REQUEST: In the entries below, count every line containing "ciudadanos". Return the number and nothing else.
————
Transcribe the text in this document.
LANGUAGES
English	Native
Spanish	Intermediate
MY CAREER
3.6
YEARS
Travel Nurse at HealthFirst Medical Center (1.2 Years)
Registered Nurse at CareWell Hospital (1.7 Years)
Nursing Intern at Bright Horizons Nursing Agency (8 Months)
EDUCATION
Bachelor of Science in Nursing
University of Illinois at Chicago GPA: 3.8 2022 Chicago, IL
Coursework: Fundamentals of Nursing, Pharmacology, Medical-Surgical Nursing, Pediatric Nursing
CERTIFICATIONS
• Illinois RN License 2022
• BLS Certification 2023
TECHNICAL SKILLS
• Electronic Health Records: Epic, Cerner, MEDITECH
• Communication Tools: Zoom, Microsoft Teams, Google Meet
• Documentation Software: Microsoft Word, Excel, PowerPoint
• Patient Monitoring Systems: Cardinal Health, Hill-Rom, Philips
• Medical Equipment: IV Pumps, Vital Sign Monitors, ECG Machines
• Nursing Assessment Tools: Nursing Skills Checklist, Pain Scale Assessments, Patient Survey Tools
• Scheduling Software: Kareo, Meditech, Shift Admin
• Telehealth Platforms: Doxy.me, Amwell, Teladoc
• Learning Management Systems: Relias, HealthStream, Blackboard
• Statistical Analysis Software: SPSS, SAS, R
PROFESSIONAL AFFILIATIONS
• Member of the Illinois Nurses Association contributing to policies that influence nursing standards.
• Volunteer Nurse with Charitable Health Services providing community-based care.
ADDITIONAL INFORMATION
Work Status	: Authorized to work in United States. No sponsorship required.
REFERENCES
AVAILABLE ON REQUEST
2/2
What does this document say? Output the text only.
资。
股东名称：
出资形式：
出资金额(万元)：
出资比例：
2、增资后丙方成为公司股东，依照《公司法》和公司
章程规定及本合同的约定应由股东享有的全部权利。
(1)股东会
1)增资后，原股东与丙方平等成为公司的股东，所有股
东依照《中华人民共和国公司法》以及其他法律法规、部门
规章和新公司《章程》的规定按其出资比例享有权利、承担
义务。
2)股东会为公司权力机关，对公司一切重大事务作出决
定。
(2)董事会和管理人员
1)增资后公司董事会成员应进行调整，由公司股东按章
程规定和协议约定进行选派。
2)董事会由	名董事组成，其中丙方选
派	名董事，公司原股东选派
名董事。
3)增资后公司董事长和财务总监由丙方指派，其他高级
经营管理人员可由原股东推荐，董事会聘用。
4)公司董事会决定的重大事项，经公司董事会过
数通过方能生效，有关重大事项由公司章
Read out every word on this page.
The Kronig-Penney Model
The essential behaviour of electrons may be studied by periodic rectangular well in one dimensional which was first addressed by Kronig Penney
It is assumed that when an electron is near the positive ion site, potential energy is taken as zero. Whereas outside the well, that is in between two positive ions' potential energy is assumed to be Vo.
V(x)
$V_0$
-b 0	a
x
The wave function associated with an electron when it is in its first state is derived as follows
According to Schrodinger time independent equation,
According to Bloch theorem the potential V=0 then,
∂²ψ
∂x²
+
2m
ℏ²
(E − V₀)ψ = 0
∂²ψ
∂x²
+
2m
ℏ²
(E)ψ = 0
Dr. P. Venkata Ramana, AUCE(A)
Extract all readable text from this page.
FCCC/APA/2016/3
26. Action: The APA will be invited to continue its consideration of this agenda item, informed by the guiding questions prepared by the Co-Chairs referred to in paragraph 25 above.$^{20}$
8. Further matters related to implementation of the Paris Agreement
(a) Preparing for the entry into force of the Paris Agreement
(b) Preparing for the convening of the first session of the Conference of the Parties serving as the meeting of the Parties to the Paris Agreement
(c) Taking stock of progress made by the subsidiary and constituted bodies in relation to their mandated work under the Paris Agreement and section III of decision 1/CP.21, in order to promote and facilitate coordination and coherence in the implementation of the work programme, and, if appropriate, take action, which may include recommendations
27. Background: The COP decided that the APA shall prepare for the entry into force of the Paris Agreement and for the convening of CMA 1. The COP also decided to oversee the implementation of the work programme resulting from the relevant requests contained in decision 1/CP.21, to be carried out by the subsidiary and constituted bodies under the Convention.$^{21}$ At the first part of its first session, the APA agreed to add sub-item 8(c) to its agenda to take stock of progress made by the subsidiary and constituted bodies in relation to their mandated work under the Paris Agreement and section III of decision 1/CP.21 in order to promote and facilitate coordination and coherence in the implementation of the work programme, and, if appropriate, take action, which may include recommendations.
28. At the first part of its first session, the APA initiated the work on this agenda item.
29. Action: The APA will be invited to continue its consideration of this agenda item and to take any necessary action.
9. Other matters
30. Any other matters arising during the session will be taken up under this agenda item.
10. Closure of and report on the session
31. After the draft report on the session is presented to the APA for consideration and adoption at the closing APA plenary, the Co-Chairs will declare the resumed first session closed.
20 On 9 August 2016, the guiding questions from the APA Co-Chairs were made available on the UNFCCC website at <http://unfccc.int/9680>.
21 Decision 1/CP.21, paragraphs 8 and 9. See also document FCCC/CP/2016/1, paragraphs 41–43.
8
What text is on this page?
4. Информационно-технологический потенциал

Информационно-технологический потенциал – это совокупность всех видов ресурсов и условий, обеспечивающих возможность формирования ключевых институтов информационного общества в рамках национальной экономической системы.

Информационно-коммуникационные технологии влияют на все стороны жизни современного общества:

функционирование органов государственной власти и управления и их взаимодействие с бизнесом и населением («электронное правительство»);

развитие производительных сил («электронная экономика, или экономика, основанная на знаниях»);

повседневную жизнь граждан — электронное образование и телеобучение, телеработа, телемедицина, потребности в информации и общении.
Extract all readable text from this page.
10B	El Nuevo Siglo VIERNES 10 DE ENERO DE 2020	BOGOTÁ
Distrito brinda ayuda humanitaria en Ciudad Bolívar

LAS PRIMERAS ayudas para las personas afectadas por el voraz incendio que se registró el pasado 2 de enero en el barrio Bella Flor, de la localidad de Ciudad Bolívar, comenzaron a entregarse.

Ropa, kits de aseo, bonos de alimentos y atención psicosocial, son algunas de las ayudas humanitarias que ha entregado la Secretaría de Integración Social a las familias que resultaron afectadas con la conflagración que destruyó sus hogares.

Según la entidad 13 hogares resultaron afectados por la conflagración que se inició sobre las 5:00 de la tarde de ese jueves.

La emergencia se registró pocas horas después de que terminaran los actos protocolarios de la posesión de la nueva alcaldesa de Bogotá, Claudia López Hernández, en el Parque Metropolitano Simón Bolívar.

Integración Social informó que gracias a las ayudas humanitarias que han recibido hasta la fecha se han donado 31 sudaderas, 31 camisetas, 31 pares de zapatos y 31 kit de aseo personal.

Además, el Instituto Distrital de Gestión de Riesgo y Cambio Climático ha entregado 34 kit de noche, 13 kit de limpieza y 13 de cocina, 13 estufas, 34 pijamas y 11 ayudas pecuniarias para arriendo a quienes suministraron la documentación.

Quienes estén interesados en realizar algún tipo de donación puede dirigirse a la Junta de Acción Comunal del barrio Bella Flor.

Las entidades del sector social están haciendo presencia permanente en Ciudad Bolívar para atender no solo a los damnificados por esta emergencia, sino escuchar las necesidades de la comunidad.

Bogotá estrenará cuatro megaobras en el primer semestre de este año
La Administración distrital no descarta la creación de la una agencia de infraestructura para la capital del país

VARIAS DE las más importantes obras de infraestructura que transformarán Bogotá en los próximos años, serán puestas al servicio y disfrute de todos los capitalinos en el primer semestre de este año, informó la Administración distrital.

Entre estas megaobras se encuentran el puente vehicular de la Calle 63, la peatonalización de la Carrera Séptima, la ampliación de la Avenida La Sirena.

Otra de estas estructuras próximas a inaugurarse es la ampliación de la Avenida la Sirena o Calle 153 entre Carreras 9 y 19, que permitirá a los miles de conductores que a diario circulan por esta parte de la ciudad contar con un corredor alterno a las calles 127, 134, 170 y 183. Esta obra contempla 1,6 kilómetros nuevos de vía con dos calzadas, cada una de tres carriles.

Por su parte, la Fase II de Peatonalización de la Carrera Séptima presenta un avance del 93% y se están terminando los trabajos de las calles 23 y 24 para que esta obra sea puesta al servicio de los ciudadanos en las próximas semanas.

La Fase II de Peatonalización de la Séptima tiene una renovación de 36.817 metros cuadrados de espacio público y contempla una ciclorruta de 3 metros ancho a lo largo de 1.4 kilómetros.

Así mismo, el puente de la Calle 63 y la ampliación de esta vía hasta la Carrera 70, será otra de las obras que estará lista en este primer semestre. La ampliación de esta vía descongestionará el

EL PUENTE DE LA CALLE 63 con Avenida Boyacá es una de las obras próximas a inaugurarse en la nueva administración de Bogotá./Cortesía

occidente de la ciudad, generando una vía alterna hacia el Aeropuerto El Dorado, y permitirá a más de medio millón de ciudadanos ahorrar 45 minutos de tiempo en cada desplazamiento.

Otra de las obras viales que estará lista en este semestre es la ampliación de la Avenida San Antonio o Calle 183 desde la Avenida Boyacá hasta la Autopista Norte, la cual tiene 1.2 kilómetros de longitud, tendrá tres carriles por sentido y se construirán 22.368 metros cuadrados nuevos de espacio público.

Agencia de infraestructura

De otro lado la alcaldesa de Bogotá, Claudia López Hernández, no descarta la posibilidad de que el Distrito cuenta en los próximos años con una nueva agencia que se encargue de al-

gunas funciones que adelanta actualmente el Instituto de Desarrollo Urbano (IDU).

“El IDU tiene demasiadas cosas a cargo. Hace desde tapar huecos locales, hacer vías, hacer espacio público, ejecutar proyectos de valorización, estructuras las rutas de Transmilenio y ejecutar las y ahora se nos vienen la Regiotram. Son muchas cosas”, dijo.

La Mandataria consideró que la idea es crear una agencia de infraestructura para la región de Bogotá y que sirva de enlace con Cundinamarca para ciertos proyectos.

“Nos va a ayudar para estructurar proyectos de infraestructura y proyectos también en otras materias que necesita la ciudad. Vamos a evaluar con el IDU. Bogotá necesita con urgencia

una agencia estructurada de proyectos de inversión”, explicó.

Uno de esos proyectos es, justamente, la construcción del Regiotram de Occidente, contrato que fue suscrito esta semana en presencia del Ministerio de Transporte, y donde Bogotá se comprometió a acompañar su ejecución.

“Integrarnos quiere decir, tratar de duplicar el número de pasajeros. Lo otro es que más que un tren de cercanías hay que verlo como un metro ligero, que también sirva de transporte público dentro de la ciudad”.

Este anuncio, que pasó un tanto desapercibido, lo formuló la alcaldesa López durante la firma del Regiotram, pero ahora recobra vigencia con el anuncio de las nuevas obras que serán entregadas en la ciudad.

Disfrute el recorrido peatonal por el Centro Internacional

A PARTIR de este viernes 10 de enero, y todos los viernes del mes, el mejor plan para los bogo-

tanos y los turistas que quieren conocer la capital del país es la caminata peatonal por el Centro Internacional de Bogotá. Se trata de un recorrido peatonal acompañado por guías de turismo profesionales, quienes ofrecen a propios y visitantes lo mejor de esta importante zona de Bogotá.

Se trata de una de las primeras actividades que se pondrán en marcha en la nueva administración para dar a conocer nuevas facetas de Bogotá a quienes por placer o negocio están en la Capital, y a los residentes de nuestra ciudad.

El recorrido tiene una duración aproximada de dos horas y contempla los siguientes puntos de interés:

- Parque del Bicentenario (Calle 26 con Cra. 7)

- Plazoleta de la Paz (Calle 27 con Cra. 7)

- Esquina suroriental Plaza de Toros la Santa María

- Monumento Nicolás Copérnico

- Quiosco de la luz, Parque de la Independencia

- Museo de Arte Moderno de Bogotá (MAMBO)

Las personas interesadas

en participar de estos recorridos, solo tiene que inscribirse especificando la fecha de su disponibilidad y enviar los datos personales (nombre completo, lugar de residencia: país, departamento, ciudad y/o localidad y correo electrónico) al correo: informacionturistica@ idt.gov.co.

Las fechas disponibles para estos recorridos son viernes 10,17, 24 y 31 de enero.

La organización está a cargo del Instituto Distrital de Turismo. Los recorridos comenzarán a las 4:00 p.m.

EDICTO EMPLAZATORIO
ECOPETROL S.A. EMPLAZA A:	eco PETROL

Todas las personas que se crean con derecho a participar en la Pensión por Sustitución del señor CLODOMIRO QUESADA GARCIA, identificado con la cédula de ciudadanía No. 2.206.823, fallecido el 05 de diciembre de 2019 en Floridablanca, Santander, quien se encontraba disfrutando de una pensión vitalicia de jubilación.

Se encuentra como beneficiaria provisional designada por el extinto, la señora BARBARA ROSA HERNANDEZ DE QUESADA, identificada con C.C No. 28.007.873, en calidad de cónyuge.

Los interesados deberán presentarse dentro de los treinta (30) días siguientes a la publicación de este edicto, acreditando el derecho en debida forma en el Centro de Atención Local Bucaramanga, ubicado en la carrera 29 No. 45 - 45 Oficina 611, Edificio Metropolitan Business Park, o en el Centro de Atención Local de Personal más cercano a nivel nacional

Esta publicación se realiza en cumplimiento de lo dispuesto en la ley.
————
ANSWER TO THE EXERCISE: 2